Each line that follows should be printed again exactly as it stands.
### MATERIAL FOR THIS TASK ###
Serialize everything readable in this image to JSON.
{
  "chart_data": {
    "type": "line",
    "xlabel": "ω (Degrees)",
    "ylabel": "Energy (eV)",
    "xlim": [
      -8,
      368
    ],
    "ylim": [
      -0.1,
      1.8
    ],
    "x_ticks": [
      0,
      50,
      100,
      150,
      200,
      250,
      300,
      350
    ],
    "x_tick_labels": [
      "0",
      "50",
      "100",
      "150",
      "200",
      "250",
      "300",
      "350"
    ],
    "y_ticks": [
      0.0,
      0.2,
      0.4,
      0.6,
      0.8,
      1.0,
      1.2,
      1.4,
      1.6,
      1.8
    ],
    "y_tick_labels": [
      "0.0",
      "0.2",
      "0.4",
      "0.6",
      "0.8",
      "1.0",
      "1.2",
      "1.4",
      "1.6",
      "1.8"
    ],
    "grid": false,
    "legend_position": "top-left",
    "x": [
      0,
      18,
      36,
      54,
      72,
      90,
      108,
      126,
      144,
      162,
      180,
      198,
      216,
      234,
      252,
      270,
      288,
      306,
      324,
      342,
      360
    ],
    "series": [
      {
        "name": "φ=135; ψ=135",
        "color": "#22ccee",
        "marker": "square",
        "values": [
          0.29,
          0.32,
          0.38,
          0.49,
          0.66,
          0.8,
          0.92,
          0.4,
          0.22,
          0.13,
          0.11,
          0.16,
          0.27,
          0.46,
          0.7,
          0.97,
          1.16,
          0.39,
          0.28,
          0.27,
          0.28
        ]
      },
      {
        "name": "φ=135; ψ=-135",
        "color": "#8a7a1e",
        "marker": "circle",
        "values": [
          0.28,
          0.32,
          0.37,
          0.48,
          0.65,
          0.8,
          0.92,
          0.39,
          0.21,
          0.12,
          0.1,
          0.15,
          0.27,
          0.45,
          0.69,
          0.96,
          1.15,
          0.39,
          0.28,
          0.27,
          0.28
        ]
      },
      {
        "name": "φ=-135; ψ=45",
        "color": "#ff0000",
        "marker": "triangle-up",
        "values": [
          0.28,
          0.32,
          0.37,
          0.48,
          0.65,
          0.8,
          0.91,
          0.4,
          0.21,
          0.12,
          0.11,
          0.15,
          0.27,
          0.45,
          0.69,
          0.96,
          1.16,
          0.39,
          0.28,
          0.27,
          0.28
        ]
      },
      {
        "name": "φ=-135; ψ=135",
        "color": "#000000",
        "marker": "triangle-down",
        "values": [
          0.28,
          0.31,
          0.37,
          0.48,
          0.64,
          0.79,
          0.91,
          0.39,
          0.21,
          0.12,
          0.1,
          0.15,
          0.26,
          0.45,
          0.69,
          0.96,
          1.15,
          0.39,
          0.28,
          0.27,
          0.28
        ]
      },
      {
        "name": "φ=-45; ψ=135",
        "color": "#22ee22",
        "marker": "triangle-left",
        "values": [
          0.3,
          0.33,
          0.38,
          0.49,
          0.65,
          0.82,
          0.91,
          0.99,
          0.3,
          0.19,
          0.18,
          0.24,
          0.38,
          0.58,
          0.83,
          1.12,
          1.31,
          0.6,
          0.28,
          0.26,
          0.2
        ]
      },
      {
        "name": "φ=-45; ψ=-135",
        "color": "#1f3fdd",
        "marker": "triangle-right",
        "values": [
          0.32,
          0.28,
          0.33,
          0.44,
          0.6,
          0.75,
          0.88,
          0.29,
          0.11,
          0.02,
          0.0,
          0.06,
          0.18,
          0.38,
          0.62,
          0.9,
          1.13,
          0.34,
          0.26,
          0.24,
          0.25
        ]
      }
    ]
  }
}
###
SOLUTION FOR THIS TASK
Serialize everything readable in this image to JSON.
{
  "chart_data": {
    "type": "line",
    "xlabel": "ω (Degrees)",
    "ylabel": "Energy (eV)",
    "xlim": [
      -8,
      368
    ],
    "ylim": [
      -0.1,
      1.8
    ],
    "x_ticks": [
      0,
      50,
      100,
      150,
      200,
      250,
      300,
      350
    ],
    "x_tick_labels": [
      "0",
      "50",
      "100",
      "150",
      "200",
      "250",
      "300",
      "350"
    ],
    "y_ticks": [
      0.0,
      0.2,
      0.4,
      0.6,
      0.8,
      1.0,
      1.2,
      1.4,
      1.6,
      1.8
    ],
    "y_tick_labels": [
      "0.0",
      "0.2",
      "0.4",
      "0.6",
      "0.8",
      "1.0",
      "1.2",
      "1.4",
      "1.6",
      "1.8"
    ],
    "grid": false,
    "legend_position": "top-left",
    "x": [
      0,
      18,
      36,
      54,
      72,
      90,
      108,
      126,
      144,
      162,
      180,
      198,
      216,
      234,
      252,
      270,
      288,
      306,
      324,
      342,
      360
    ],
    "series": [
      {
        "name": "φ=135; ψ=135",
        "color": "#22ccee",
        "marker": "square",
        "values": [
          0.29,
          0.32,
          0.38,
          0.49,
          0.66,
          0.8,
          0.92,
          0.4,
          0.22,
          0.13,
          0.11,
          0.16,
          0.27,
          0.46,
          0.7,
          0.97,
          1.16,
          0.39,
          0.28,
          0.27,
          0.28
        ]
      },
      {
        "name": "φ=135; ψ=-135",
        "color": "#8a7a1e",
        "marker": "circle",
        "values": [
          0.28,
          0.32,
          0.37,
          0.48,
          0.65,
          0.8,
          0.92,
          0.39,
          0.21,
          0.12,
          0.1,
          0.15,
          0.27,
          0.45,
          0.69,
          0.96,
          1.15,
          0.39,
          0.28,
          0.27,
          0.28
        ]
      },
      {
        "name": "φ=-135; ψ=45",
        "color": "#ff0000",
        "marker": "triangle-up",
        "values": [
          0.28,
          0.32,
          0.37,
          0.48,
          0.65,
          0.8,
          0.91,
          0.4,
          0.21,
          0.12,
          0.11,
          0.15,
          0.27,
          0.45,
          0.69,
          0.96,
          1.16,
          0.39,
          0.28,
          0.27,
          0.28
        ]
      },
      {
        "name": "φ=-135; ψ=135",
        "color": "#000000",
        "marker": "triangle-down",
        "values": [
          0.28,
          0.31,
          0.37,
          0.48,
          0.64,
          0.79,
          0.91,
          0.39,
          0.21,
          0.12,
          0.1,
          0.15,
          0.26,
          0.45,
          0.69,
          0.96,
          1.15,
          0.39,
          0.28,
          0.27,
          0.28
        ]
      },
      {
        "name": "φ=-45; ψ=135",
        "color": "#22ee22",
        "marker": "triangle-left",
        "values": [
          0.3,
          0.33,
          0.38,
          0.49,
          0.65,
          0.82,
          0.91,
          0.99,
          0.3,
          0.19,
          0.18,
          0.24,
          0.38,
          0.58,
          0.83,
          1.12,
          1.31,
          0.6,
          0.28,
          0.26,
          0.2
        ]
      },
      {
        "name": "φ=-45; ψ=-135",
        "color": "#1f3fdd",
        "marker": "triangle-right",
        "values": [
          0.32,
          0.28,
          0.33,
          0.44,
          0.6,
          0.75,
          0.88,
          0.29,
          0.11,
          0.02,
          0.0,
          0.06,
          0.18,
          0.38,
          0.62,
          0.9,
          1.13,
          0.34,
          0.26,
          0.24,
          0.25
        ]
      }
    ]
  }
}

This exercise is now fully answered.